> [Problem]: Reproduce all records verbatim.

─── Record extracts

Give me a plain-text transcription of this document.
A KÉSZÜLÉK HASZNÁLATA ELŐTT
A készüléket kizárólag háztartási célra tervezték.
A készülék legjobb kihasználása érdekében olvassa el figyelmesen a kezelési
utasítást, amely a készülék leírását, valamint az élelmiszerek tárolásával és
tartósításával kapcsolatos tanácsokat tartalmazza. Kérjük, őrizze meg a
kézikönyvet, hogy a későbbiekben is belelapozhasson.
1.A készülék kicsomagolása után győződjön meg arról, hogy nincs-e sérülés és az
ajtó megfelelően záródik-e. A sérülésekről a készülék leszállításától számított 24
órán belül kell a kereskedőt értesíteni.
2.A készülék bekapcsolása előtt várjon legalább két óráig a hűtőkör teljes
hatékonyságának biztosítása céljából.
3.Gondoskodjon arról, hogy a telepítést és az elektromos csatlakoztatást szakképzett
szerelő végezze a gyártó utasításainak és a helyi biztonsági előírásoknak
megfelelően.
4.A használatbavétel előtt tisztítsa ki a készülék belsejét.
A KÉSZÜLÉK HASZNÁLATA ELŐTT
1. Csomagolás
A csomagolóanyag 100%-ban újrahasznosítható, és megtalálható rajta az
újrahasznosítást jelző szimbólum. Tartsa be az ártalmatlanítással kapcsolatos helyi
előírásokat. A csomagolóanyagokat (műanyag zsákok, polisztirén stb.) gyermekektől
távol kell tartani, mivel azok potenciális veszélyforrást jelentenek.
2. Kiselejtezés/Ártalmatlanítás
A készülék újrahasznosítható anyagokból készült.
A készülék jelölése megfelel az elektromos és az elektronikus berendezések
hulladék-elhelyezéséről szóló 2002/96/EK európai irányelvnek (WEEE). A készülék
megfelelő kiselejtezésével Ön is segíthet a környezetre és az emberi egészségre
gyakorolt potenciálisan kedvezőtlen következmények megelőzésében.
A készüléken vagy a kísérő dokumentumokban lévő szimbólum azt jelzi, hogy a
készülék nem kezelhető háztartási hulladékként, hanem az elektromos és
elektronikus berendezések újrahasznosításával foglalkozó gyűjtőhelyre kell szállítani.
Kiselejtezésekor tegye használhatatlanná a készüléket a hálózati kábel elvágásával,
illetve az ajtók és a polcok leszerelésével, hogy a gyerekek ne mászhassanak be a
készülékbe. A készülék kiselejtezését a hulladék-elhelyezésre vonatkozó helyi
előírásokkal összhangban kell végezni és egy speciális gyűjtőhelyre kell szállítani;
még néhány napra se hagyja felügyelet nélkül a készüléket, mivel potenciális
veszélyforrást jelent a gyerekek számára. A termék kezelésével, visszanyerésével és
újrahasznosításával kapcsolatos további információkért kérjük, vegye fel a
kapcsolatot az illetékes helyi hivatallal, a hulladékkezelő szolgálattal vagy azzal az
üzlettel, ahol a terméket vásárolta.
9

──────

> [Correct answer]:
Give me a plain-text transcription of this document.
A KÉSZÜLÉK HASZNÁLATA ELŐTT
A készüléket kizárólag háztartási célra tervezték.
A készülék legjobb kihasználása érdekében olvassa el figyelmesen a kezelési
utasítást, amely a készülék leírását, valamint az élelmiszerek tárolásával és
tartósításával kapcsolatos tanácsokat tartalmazza. Kérjük, őrizze meg a
kézikönyvet, hogy a későbbiekben is belelapozhasson.
1.A készülék kicsomagolása után győződjön meg arról, hogy nincs-e sérülés és az
ajtó megfelelően záródik-e. A sérülésekről a készülék leszállításától számított 24
órán belül kell a kereskedőt értesíteni.
2.A készülék bekapcsolása előtt várjon legalább két óráig a hűtőkör teljes
hatékonyságának biztosítása céljából.
3.Gondoskodjon arról, hogy a telepítést és az elektromos csatlakoztatást szakképzett
szerelő végezze a gyártó utasításainak és a helyi biztonsági előírásoknak
megfelelően.
4.A használatbavétel előtt tisztítsa ki a készülék belsejét.
A KÉSZÜLÉK HASZNÁLATA ELŐTT
1. Csomagolás
A csomagolóanyag 100%-ban újrahasznosítható, és megtalálható rajta az
újrahasznosítást jelző szimbólum. Tartsa be az ártalmatlanítással kapcsolatos helyi
előírásokat. A csomagolóanyagokat (műanyag zsákok, polisztirén stb.) gyermekektől
távol kell tartani, mivel azok potenciális veszélyforrást jelentenek.
2. Kiselejtezés/Ártalmatlanítás
A készülék újrahasznosítható anyagokból készült.
A készülék jelölése megfelel az elektromos és az elektronikus berendezések
hulladék-elhelyezéséről szóló 2002/96/EK európai irányelvnek (WEEE). A készülék
megfelelő kiselejtezésével Ön is segíthet a környezetre és az emberi egészségre
gyakorolt potenciálisan kedvezőtlen következmények megelőzésében.
A készüléken vagy a kísérő dokumentumokban lévő szimbólum azt jelzi, hogy a
készülék nem kezelhető háztartási hulladékként, hanem az elektromos és
elektronikus berendezések újrahasznosításával foglalkozó gyűjtőhelyre kell szállítani.
Kiselejtezésekor tegye használhatatlanná a készüléket a hálózati kábel elvágásával,
illetve az ajtók és a polcok leszerelésével, hogy a gyerekek ne mászhassanak be a
készülékbe. A készülék kiselejtezését a hulladék-elhelyezésre vonatkozó helyi
előírásokkal összhangban kell végezni és egy speciális gyűjtőhelyre kell szállítani;
még néhány napra se hagyja felügyelet nélkül a készüléket, mivel potenciális
veszélyforrást jelent a gyerekek számára. A termék kezelésével, visszanyerésével és
újrahasznosításával kapcsolatos további információkért kérjük, vegye fel a
kapcsolatot az illetékes helyi hivatallal, a hulladékkezelő szolgálattal vagy azzal az
üzlettel, ahol a terméket vásárolta.
9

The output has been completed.